Copy all of the material word for word, except for the pictures.

Dataset records on visual material
◇ ◇ ◇ ◇

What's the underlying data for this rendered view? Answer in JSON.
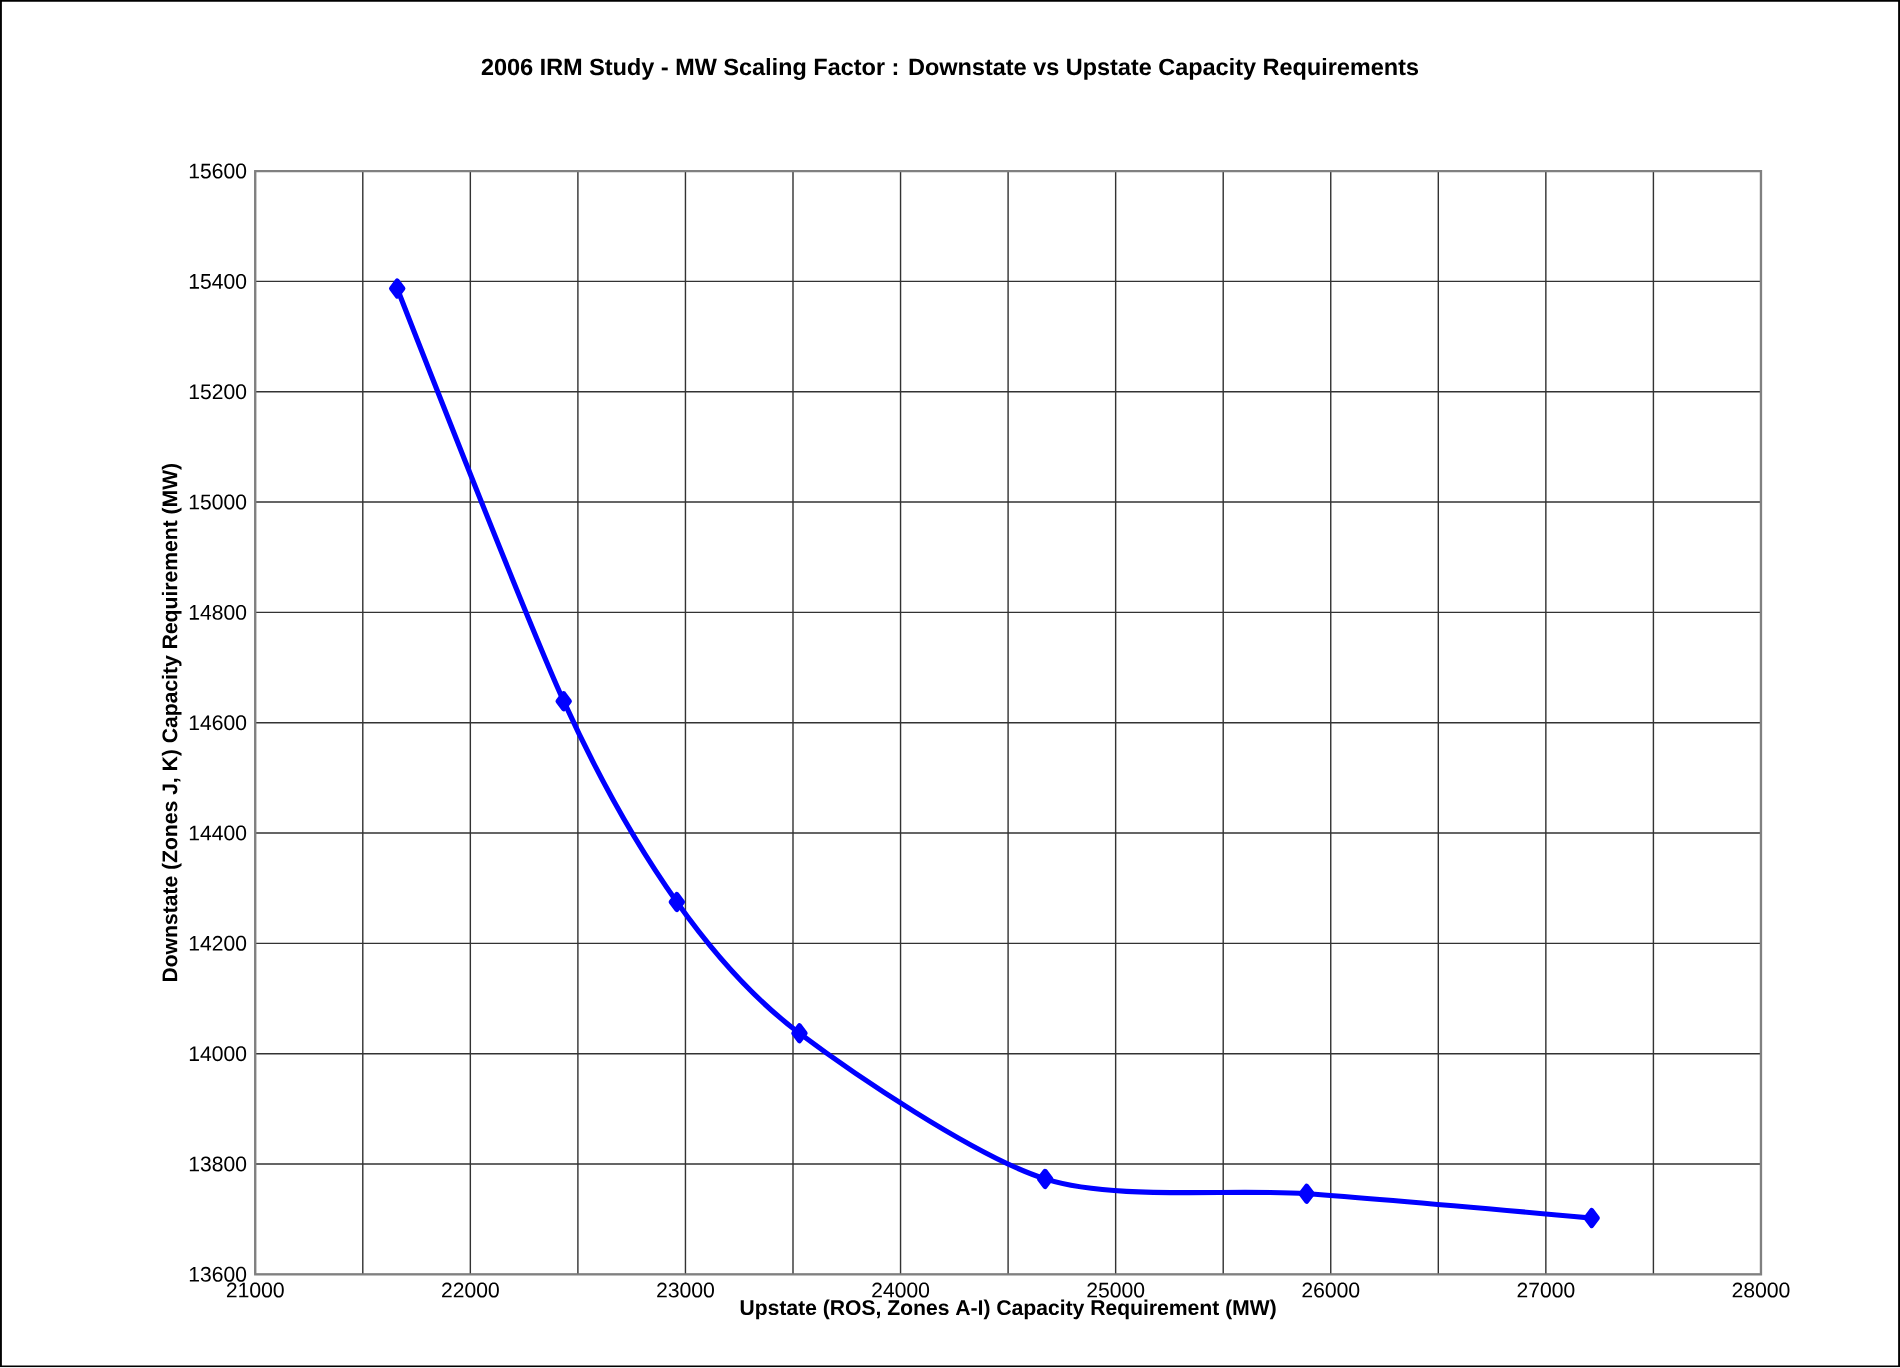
{
  "chart_data": {
    "type": "line",
    "title": "2006 IRM Study - MW Scaling Factor : Downstate vs Upstate Capacity Requirements",
    "xlabel": "Upstate (ROS, Zones A-I) Capacity Requirement (MW)",
    "ylabel": "Downstate (Zones J, K) Capacity Requirement (MW)",
    "x": [
      21660,
      22434,
      22960,
      23530,
      24672,
      25888,
      27213
    ],
    "series": [
      {
        "color": "#0000ff",
        "values": [
          15387,
          14639,
          14275,
          14037,
          13773,
          13746,
          13702
        ]
      }
    ],
    "xlim": [
      21000,
      28000
    ],
    "xticks": [
      21000,
      {
        "value": 21500,
        "label": null
      },
      22000,
      {
        "value": 22500,
        "label": null
      },
      23000,
      {
        "value": 23500,
        "label": null
      },
      24000,
      {
        "value": 24500,
        "label": null
      },
      25000,
      {
        "value": 25500,
        "label": null
      },
      26000,
      {
        "value": 26500,
        "label": null
      },
      27000,
      {
        "value": 27500,
        "label": null
      },
      28000
    ],
    "ylim": [
      13600,
      15600
    ],
    "yticks": [
      13600,
      13800,
      14000,
      14200,
      14400,
      14600,
      14800,
      15000,
      15200,
      15400,
      15600
    ],
    "grid": true,
    "marker": "diamond",
    "line_style": "solid"
  }
}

◇ ◇ ◇ ◇

Finished exercise:
What's the underlying data for this rendered view? Answer in JSON.
{
  "chart_data": {
    "type": "line",
    "title": "2006 IRM Study - MW Scaling Factor : Downstate vs Upstate Capacity Requirements",
    "xlabel": "Upstate (ROS, Zones A-I) Capacity Requirement (MW)",
    "ylabel": "Downstate (Zones J, K) Capacity Requirement (MW)",
    "x": [
      21660,
      22434,
      22960,
      23530,
      24672,
      25888,
      27213
    ],
    "series": [
      {
        "color": "#0000ff",
        "values": [
          15387,
          14639,
          14275,
          14037,
          13773,
          13746,
          13702
        ]
      }
    ],
    "xlim": [
      21000,
      28000
    ],
    "xticks": [
      21000,
      {
        "value": 21500,
        "label": null
      },
      22000,
      {
        "value": 22500,
        "label": null
      },
      23000,
      {
        "value": 23500,
        "label": null
      },
      24000,
      {
        "value": 24500,
        "label": null
      },
      25000,
      {
        "value": 25500,
        "label": null
      },
      26000,
      {
        "value": 26500,
        "label": null
      },
      27000,
      {
        "value": 27500,
        "label": null
      },
      28000
    ],
    "ylim": [
      13600,
      15600
    ],
    "yticks": [
      13600,
      13800,
      14000,
      14200,
      14400,
      14600,
      14800,
      15000,
      15200,
      15400,
      15600
    ],
    "grid": true,
    "marker": "diamond",
    "line_style": "solid"
  }
}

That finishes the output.